Given request →
A verbatim copy of the records is required, with all pictures left out.

** START Given entries **

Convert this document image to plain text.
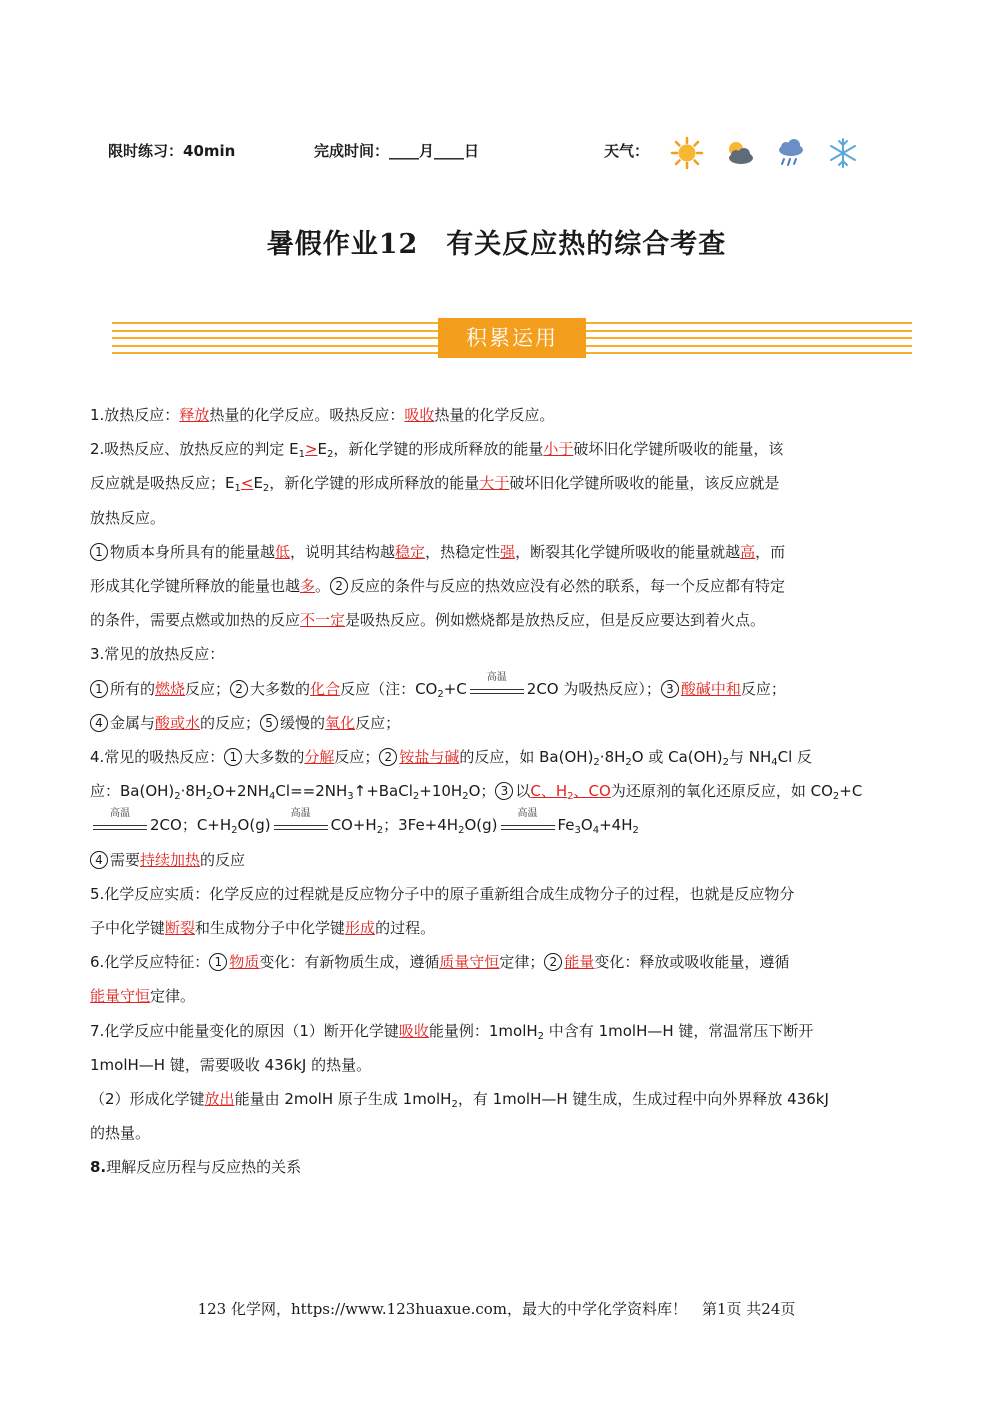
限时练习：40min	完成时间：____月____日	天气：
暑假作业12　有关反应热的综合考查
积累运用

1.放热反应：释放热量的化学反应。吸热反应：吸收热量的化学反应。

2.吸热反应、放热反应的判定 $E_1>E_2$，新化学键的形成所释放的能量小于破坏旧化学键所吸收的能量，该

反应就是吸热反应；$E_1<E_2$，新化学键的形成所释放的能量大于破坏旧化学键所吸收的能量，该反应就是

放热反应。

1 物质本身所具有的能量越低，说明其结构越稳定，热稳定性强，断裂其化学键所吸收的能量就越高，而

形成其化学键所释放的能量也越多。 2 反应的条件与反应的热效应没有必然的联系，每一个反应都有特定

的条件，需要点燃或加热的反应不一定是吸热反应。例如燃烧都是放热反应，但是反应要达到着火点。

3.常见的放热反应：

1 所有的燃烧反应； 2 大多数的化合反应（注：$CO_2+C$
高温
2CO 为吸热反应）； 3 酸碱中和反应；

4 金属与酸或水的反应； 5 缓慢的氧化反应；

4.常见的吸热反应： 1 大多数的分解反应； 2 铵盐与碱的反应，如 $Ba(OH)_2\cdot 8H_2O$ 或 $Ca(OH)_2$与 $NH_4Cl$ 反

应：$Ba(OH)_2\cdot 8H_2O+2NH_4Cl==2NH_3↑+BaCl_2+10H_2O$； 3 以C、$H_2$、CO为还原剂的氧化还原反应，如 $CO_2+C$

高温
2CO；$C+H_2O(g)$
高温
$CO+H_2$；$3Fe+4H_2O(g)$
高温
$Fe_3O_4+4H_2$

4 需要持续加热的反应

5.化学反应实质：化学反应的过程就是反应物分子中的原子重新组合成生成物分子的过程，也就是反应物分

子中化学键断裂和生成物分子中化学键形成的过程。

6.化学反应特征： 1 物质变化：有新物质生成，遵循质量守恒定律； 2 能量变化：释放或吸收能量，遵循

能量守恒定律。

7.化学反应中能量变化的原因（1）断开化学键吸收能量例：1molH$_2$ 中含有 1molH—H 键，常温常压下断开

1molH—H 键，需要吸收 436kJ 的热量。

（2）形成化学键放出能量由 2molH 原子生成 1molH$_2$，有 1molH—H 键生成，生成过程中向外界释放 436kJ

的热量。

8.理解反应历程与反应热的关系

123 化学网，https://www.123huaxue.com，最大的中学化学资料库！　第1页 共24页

** END Given entries **

Answer →
Convert this document image to plain text.
限时练习：40min	完成时间：____月____日	天气：
暑假作业12　有关反应热的综合考查
积累运用

1.放热反应：释放热量的化学反应。吸热反应：吸收热量的化学反应。

2.吸热反应、放热反应的判定 $E_1>E_2$，新化学键的形成所释放的能量小于破坏旧化学键所吸收的能量，该

反应就是吸热反应；$E_1<E_2$，新化学键的形成所释放的能量大于破坏旧化学键所吸收的能量，该反应就是

放热反应。

1 物质本身所具有的能量越低，说明其结构越稳定，热稳定性强，断裂其化学键所吸收的能量就越高，而

形成其化学键所释放的能量也越多。 2 反应的条件与反应的热效应没有必然的联系，每一个反应都有特定

的条件，需要点燃或加热的反应不一定是吸热反应。例如燃烧都是放热反应，但是反应要达到着火点。

3.常见的放热反应：

1 所有的燃烧反应； 2 大多数的化合反应（注：$CO_2+C$
高温
2CO 为吸热反应）； 3 酸碱中和反应；

4 金属与酸或水的反应； 5 缓慢的氧化反应；

4.常见的吸热反应： 1 大多数的分解反应； 2 铵盐与碱的反应，如 $Ba(OH)_2\cdot 8H_2O$ 或 $Ca(OH)_2$与 $NH_4Cl$ 反

应：$Ba(OH)_2\cdot 8H_2O+2NH_4Cl==2NH_3↑+BaCl_2+10H_2O$； 3 以C、$H_2$、CO为还原剂的氧化还原反应，如 $CO_2+C$

高温
2CO；$C+H_2O(g)$
高温
$CO+H_2$；$3Fe+4H_2O(g)$
高温
$Fe_3O_4+4H_2$

4 需要持续加热的反应

5.化学反应实质：化学反应的过程就是反应物分子中的原子重新组合成生成物分子的过程，也就是反应物分

子中化学键断裂和生成物分子中化学键形成的过程。

6.化学反应特征： 1 物质变化：有新物质生成，遵循质量守恒定律； 2 能量变化：释放或吸收能量，遵循

能量守恒定律。

7.化学反应中能量变化的原因（1）断开化学键吸收能量例：1molH$_2$ 中含有 1molH—H 键，常温常压下断开

1molH—H 键，需要吸收 436kJ 的热量。

（2）形成化学键放出能量由 2molH 原子生成 1molH$_2$，有 1molH—H 键生成，生成过程中向外界释放 436kJ

的热量。

8.理解反应历程与反应热的关系

123 化学网，https://www.123huaxue.com，最大的中学化学资料库！　第1页 共24页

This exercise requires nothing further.